───── Data listing ─────

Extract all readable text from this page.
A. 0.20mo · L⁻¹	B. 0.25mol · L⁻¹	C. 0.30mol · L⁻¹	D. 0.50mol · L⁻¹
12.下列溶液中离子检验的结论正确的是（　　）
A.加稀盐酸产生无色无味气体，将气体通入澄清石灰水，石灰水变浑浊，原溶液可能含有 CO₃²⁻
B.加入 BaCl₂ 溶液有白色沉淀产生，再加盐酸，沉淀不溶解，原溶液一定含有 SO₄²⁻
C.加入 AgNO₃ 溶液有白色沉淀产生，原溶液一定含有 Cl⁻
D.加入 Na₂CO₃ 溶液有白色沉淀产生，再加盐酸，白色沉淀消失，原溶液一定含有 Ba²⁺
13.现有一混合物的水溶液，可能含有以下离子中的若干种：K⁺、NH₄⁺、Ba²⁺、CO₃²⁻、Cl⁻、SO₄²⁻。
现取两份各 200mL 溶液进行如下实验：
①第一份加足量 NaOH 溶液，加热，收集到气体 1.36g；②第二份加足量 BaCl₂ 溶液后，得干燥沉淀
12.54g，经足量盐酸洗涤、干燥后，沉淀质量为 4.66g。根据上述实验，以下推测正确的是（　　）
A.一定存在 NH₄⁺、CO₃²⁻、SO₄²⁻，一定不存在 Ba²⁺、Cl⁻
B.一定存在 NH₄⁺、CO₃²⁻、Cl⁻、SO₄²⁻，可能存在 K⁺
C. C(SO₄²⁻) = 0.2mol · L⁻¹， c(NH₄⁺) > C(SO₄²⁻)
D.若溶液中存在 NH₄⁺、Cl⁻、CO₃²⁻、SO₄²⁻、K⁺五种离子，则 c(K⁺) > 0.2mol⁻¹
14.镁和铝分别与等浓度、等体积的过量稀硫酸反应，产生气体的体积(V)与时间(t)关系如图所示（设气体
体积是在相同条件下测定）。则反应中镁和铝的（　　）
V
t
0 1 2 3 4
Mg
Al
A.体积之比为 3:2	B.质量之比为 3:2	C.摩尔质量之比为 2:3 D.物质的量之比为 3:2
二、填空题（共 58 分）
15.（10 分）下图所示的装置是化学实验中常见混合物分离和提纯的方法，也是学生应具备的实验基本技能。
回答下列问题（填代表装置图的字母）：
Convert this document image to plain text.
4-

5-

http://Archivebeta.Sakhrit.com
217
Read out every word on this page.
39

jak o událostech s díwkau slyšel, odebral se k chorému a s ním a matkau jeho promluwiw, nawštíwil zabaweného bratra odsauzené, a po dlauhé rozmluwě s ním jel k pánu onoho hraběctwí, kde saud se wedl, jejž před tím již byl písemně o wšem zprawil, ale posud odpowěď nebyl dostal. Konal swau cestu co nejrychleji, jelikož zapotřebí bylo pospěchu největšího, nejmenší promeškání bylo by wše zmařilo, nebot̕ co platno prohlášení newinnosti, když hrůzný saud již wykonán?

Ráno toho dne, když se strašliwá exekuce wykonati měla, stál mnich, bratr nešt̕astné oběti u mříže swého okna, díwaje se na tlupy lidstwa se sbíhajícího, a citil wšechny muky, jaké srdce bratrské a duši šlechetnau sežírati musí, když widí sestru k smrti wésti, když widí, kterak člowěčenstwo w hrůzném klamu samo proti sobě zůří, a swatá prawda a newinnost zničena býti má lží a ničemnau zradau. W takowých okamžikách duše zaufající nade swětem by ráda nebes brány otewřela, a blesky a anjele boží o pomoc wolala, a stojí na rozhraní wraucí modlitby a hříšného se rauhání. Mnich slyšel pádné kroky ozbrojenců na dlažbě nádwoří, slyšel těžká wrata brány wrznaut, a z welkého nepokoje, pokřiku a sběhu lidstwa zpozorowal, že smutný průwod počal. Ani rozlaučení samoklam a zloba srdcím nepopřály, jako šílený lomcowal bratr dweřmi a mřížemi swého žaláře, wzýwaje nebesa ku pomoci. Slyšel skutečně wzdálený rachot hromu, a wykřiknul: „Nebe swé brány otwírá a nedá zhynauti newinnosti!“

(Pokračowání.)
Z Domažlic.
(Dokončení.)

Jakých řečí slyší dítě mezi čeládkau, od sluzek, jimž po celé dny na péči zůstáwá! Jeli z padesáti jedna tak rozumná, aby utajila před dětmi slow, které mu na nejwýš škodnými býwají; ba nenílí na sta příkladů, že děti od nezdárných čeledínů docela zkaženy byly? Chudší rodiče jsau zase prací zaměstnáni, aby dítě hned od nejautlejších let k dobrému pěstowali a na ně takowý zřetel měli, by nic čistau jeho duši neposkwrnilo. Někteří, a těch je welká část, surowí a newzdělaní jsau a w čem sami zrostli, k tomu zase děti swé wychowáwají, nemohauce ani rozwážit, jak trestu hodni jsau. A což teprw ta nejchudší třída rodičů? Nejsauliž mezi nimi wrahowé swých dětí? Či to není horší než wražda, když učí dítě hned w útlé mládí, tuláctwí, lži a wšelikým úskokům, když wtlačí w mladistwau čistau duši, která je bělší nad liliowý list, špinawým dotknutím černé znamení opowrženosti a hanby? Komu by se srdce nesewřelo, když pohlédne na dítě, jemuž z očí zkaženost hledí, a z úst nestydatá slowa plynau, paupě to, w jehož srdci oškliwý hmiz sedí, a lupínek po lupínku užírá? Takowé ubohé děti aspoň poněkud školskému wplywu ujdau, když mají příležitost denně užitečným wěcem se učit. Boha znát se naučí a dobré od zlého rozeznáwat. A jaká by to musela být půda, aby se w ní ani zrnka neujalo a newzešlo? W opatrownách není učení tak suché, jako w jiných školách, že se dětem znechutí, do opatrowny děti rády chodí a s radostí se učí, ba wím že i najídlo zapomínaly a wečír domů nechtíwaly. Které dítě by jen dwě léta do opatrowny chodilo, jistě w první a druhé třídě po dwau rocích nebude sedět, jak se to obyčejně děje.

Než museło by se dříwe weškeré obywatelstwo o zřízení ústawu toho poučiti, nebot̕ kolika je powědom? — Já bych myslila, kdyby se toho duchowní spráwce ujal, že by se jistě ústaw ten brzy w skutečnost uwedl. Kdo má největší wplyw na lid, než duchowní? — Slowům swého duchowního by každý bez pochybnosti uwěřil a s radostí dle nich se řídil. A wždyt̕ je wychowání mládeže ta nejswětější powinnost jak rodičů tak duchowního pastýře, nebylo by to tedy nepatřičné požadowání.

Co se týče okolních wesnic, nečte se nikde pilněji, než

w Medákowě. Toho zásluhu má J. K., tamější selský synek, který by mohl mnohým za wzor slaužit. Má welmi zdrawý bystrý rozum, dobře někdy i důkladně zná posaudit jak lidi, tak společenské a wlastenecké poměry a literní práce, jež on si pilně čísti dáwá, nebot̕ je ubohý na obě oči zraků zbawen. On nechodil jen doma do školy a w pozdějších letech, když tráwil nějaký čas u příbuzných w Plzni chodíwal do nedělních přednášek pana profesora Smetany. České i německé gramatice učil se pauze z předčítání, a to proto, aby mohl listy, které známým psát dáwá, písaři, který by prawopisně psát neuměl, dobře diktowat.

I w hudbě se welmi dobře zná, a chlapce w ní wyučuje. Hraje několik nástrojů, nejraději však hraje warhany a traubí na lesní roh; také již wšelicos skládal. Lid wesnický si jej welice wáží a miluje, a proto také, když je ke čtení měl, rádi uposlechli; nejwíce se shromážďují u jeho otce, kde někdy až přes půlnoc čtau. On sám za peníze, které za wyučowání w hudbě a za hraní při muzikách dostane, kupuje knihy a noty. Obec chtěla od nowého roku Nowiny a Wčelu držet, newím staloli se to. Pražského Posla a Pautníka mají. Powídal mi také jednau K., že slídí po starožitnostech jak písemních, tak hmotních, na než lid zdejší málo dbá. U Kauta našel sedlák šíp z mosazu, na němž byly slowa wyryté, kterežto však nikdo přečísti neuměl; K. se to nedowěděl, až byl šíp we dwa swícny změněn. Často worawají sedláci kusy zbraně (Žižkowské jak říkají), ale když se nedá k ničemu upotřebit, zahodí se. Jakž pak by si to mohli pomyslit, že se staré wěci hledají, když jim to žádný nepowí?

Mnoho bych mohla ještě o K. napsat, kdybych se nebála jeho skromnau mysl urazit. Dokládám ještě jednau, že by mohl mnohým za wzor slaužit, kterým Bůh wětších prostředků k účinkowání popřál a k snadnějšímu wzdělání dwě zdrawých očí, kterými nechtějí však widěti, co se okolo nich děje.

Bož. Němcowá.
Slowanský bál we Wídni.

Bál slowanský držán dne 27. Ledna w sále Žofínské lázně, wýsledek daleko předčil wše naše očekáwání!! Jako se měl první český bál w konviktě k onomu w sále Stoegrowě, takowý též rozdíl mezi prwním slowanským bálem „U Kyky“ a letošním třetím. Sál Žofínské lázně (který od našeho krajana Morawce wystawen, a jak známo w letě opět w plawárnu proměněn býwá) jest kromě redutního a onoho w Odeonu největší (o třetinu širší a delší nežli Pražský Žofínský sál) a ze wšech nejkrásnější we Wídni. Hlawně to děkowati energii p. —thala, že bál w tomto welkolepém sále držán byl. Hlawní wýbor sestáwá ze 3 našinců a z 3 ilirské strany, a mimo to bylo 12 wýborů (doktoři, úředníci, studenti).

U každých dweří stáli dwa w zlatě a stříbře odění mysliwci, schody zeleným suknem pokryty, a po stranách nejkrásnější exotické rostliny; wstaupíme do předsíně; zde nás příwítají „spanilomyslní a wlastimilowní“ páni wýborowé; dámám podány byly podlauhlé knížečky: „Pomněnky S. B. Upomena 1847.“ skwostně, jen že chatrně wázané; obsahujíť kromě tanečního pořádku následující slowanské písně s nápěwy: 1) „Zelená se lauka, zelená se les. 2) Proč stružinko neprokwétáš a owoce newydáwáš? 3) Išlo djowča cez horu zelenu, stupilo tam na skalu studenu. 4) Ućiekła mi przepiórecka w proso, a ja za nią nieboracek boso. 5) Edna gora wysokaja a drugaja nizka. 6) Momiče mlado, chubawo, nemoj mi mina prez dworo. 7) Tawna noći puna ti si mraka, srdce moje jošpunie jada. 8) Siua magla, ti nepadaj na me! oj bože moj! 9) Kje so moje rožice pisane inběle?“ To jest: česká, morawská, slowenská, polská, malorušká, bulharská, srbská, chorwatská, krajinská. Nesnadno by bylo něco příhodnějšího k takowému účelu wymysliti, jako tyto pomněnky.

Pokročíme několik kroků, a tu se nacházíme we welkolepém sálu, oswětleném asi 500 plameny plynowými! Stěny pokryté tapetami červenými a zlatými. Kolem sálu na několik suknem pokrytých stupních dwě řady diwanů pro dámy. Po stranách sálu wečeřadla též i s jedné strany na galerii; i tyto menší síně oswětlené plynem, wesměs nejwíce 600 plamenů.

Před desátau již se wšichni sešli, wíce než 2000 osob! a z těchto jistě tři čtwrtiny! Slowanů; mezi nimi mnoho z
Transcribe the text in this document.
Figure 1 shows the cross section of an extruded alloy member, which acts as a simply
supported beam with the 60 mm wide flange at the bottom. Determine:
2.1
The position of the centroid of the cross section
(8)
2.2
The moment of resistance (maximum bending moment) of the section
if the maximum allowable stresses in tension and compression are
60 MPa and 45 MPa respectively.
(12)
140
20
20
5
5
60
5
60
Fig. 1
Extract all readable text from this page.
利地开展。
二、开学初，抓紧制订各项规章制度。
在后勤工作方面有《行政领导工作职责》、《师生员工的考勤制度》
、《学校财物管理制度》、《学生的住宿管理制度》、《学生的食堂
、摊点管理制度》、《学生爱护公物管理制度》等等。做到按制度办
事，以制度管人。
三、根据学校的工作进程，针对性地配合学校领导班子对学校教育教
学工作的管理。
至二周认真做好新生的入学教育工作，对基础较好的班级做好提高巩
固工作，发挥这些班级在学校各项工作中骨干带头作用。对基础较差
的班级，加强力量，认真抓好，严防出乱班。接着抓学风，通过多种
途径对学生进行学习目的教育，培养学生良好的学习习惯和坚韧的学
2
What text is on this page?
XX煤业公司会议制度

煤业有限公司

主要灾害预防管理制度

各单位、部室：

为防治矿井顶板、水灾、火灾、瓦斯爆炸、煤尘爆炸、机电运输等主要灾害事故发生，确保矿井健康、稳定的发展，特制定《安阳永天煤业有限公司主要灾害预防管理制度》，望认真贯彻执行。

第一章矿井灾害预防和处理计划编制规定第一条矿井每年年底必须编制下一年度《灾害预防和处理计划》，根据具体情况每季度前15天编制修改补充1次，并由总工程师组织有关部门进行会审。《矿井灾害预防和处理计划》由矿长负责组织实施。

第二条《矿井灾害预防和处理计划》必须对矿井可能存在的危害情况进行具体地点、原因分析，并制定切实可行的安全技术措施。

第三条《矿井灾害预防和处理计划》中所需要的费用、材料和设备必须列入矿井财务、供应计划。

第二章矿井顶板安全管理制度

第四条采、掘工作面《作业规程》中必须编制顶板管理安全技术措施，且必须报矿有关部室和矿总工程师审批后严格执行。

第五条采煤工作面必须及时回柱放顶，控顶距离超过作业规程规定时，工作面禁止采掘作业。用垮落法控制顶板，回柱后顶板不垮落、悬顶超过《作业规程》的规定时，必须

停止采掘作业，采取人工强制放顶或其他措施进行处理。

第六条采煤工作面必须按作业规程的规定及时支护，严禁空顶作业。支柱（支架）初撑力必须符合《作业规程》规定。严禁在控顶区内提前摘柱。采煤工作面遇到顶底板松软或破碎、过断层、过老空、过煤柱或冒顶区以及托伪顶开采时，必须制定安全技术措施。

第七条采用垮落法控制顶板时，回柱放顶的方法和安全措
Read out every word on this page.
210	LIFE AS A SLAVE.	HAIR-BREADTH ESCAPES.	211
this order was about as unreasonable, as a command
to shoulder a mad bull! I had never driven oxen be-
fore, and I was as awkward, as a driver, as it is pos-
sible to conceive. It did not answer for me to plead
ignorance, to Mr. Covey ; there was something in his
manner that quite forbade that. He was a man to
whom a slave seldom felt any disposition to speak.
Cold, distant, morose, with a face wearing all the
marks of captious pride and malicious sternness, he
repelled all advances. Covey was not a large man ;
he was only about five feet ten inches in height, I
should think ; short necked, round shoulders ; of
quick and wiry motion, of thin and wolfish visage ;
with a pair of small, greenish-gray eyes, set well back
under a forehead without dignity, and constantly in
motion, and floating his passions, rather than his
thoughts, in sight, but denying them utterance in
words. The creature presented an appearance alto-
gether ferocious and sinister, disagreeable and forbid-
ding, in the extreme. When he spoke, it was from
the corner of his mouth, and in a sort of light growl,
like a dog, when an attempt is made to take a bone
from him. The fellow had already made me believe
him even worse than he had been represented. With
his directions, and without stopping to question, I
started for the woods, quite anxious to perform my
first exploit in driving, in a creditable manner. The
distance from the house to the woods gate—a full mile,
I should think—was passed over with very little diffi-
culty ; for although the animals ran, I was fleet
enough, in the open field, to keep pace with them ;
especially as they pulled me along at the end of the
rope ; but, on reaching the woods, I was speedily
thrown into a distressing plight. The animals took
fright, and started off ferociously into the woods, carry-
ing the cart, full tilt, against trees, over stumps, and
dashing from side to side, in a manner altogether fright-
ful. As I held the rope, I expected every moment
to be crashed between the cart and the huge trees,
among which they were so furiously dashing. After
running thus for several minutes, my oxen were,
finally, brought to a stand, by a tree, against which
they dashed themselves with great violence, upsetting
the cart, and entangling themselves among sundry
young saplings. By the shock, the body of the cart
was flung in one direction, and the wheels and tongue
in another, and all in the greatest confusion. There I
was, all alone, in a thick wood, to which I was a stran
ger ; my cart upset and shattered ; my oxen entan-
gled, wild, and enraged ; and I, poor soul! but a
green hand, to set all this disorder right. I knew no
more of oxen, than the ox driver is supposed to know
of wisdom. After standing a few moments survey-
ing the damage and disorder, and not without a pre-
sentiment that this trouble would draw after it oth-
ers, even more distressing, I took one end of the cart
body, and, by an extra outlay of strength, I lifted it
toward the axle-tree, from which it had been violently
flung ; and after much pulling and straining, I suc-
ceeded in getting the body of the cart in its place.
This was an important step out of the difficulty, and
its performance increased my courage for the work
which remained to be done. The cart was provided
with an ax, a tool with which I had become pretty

─────

**What you have to do**:
Copy out each line in the preceding records that contains "about".

**Result below**:
this order was about as unreasonable, as a command
he was only about five feet ten inches in height, I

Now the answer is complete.